# Stated task:
Your task is to repeat the entries underneath exactly, minus the pictures.

** start of Records to process **

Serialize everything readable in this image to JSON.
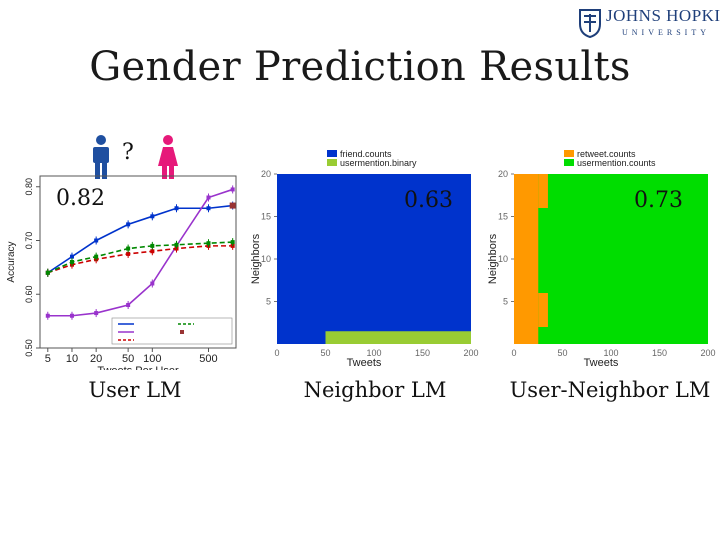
{
  "slide": {
    "title": "Gender Prediction Results",
    "logo_main": "JOHNS HOPKINS",
    "logo_sub": "UNIVERSITY",
    "question_mark": "?",
    "scores": {
      "user_lm": "0.82",
      "neighbor_lm": "0.63",
      "user_neighbor_lm": "0.73"
    },
    "panel_labels": {
      "user_lm": "User LM",
      "neighbor_lm": "Neighbor LM",
      "user_neighbor_lm": "User-Neighbor LM"
    }
  },
  "colors": {
    "male_icon": "#1f4fa0",
    "female_icon": "#e6197a",
    "blue": "#0033cc",
    "lightgreen": "#99cc33",
    "orange": "#ff9900",
    "green": "#00dd00"
  },
  "chart_data": [
    {
      "type": "line",
      "xlabel": "Tweets Per User",
      "ylabel": "Accuracy",
      "xscale": "log",
      "xlim": [
        4,
        1100
      ],
      "ylim": [
        0.5,
        0.82
      ],
      "x_ticks": [
        "5",
        "10",
        "20",
        "50",
        "100",
        "500"
      ],
      "y_ticks": [
        "0.50",
        "0.60",
        "0.70",
        "0.80"
      ],
      "x": [
        5,
        10,
        20,
        50,
        100,
        200,
        500,
        1000
      ],
      "series": [
        {
          "color": "#0033cc",
          "dash": "solid",
          "values": [
            0.64,
            0.67,
            0.7,
            0.73,
            0.745,
            0.76,
            0.76,
            0.765
          ]
        },
        {
          "color": "#9933cc",
          "dash": "solid",
          "values": [
            0.56,
            0.56,
            0.565,
            0.58,
            0.62,
            0.69,
            0.78,
            0.795
          ]
        },
        {
          "color": "#cc0000",
          "dash": "dashed",
          "values": [
            0.64,
            0.655,
            0.665,
            0.675,
            0.68,
            0.685,
            0.69,
            0.69
          ]
        },
        {
          "color": "#008800",
          "dash": "dashed",
          "values": [
            0.64,
            0.66,
            0.67,
            0.685,
            0.69,
            0.692,
            0.695,
            0.697
          ]
        }
      ],
      "extra_point": {
        "x": 1000,
        "y": 0.765,
        "color": "#993333"
      }
    },
    {
      "type": "heatmap",
      "xlabel": "Tweets",
      "ylabel": "Neighbors",
      "xlim": [
        0,
        200
      ],
      "ylim": [
        0,
        20
      ],
      "x_ticks": [
        "0",
        "50",
        "100",
        "150",
        "200"
      ],
      "y_ticks": [
        "5",
        "10",
        "15",
        "20"
      ],
      "legend": [
        {
          "label": "friend.counts",
          "color": "#0033cc"
        },
        {
          "label": "usermention.binary",
          "color": "#99cc33"
        }
      ],
      "regions": [
        {
          "x0": 0,
          "x1": 200,
          "y0": 0,
          "y1": 20,
          "color": "#0033cc"
        },
        {
          "x0": 50,
          "x1": 200,
          "y0": 0,
          "y1": 1.5,
          "color": "#99cc33"
        }
      ]
    },
    {
      "type": "heatmap",
      "xlabel": "Tweets",
      "ylabel": "Neighbors",
      "xlim": [
        0,
        200
      ],
      "ylim": [
        0,
        20
      ],
      "x_ticks": [
        "0",
        "50",
        "100",
        "150",
        "200"
      ],
      "y_ticks": [
        "5",
        "10",
        "15",
        "20"
      ],
      "legend": [
        {
          "label": "retweet.counts",
          "color": "#ff9900"
        },
        {
          "label": "usermention.counts",
          "color": "#00dd00"
        }
      ],
      "regions": [
        {
          "x0": 0,
          "x1": 200,
          "y0": 0,
          "y1": 20,
          "color": "#00dd00"
        },
        {
          "x0": 0,
          "x1": 25,
          "y0": 0,
          "y1": 20,
          "color": "#ff9900"
        },
        {
          "x0": 25,
          "x1": 35,
          "y0": 16,
          "y1": 20,
          "color": "#ff9900"
        },
        {
          "x0": 25,
          "x1": 35,
          "y0": 2,
          "y1": 6,
          "color": "#ff9900"
        }
      ]
    }
  ]
}
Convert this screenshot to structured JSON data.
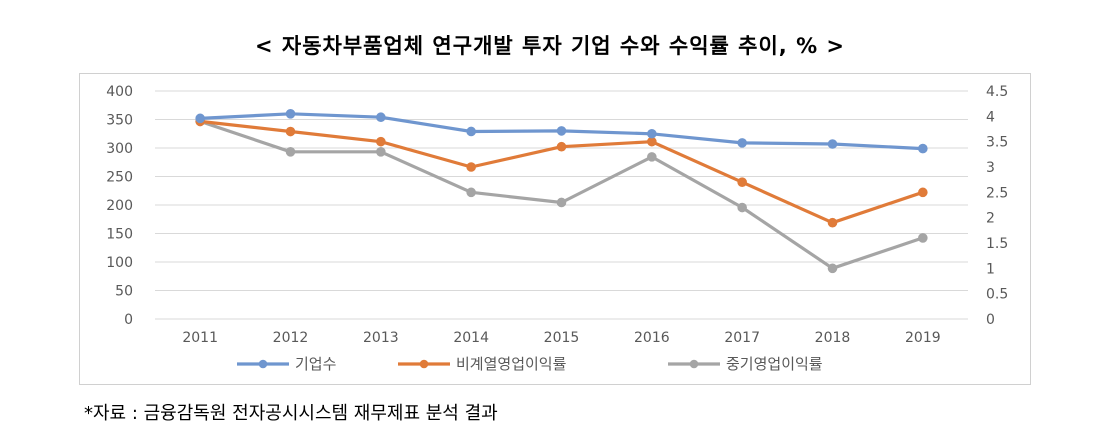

** end of Records to process **

# Finished exercise:
Serialize everything readable in this image to JSON.
{
  "slide": {
    "title": "Gender Prediction Results",
    "logo_main": "JOHNS HOPKINS",
    "logo_sub": "UNIVERSITY",
    "question_mark": "?",
    "scores": {
      "user_lm": "0.82",
      "neighbor_lm": "0.63",
      "user_neighbor_lm": "0.73"
    },
    "panel_labels": {
      "user_lm": "User LM",
      "neighbor_lm": "Neighbor LM",
      "user_neighbor_lm": "User-Neighbor LM"
    }
  },
  "colors": {
    "male_icon": "#1f4fa0",
    "female_icon": "#e6197a",
    "blue": "#0033cc",
    "lightgreen": "#99cc33",
    "orange": "#ff9900",
    "green": "#00dd00"
  },
  "chart_data": [
    {
      "type": "line",
      "xlabel": "Tweets Per User",
      "ylabel": "Accuracy",
      "xscale": "log",
      "xlim": [
        4,
        1100
      ],
      "ylim": [
        0.5,
        0.82
      ],
      "x_ticks": [
        "5",
        "10",
        "20",
        "50",
        "100",
        "500"
      ],
      "y_ticks": [
        "0.50",
        "0.60",
        "0.70",
        "0.80"
      ],
      "x": [
        5,
        10,
        20,
        50,
        100,
        200,
        500,
        1000
      ],
      "series": [
        {
          "color": "#0033cc",
          "dash": "solid",
          "values": [
            0.64,
            0.67,
            0.7,
            0.73,
            0.745,
            0.76,
            0.76,
            0.765
          ]
        },
        {
          "color": "#9933cc",
          "dash": "solid",
          "values": [
            0.56,
            0.56,
            0.565,
            0.58,
            0.62,
            0.69,
            0.78,
            0.795
          ]
        },
        {
          "color": "#cc0000",
          "dash": "dashed",
          "values": [
            0.64,
            0.655,
            0.665,
            0.675,
            0.68,
            0.685,
            0.69,
            0.69
          ]
        },
        {
          "color": "#008800",
          "dash": "dashed",
          "values": [
            0.64,
            0.66,
            0.67,
            0.685,
            0.69,
            0.692,
            0.695,
            0.697
          ]
        }
      ],
      "extra_point": {
        "x": 1000,
        "y": 0.765,
        "color": "#993333"
      }
    },
    {
      "type": "heatmap",
      "xlabel": "Tweets",
      "ylabel": "Neighbors",
      "xlim": [
        0,
        200
      ],
      "ylim": [
        0,
        20
      ],
      "x_ticks": [
        "0",
        "50",
        "100",
        "150",
        "200"
      ],
      "y_ticks": [
        "5",
        "10",
        "15",
        "20"
      ],
      "legend": [
        {
          "label": "friend.counts",
          "color": "#0033cc"
        },
        {
          "label": "usermention.binary",
          "color": "#99cc33"
        }
      ],
      "regions": [
        {
          "x0": 0,
          "x1": 200,
          "y0": 0,
          "y1": 20,
          "color": "#0033cc"
        },
        {
          "x0": 50,
          "x1": 200,
          "y0": 0,
          "y1": 1.5,
          "color": "#99cc33"
        }
      ]
    },
    {
      "type": "heatmap",
      "xlabel": "Tweets",
      "ylabel": "Neighbors",
      "xlim": [
        0,
        200
      ],
      "ylim": [
        0,
        20
      ],
      "x_ticks": [
        "0",
        "50",
        "100",
        "150",
        "200"
      ],
      "y_ticks": [
        "5",
        "10",
        "15",
        "20"
      ],
      "legend": [
        {
          "label": "retweet.counts",
          "color": "#ff9900"
        },
        {
          "label": "usermention.counts",
          "color": "#00dd00"
        }
      ],
      "regions": [
        {
          "x0": 0,
          "x1": 200,
          "y0": 0,
          "y1": 20,
          "color": "#00dd00"
        },
        {
          "x0": 0,
          "x1": 25,
          "y0": 0,
          "y1": 20,
          "color": "#ff9900"
        },
        {
          "x0": 25,
          "x1": 35,
          "y0": 16,
          "y1": 20,
          "color": "#ff9900"
        },
        {
          "x0": 25,
          "x1": 35,
          "y0": 2,
          "y1": 6,
          "color": "#ff9900"
        }
      ]
    }
  ]
}
Convert this screenshot to structured JSON data.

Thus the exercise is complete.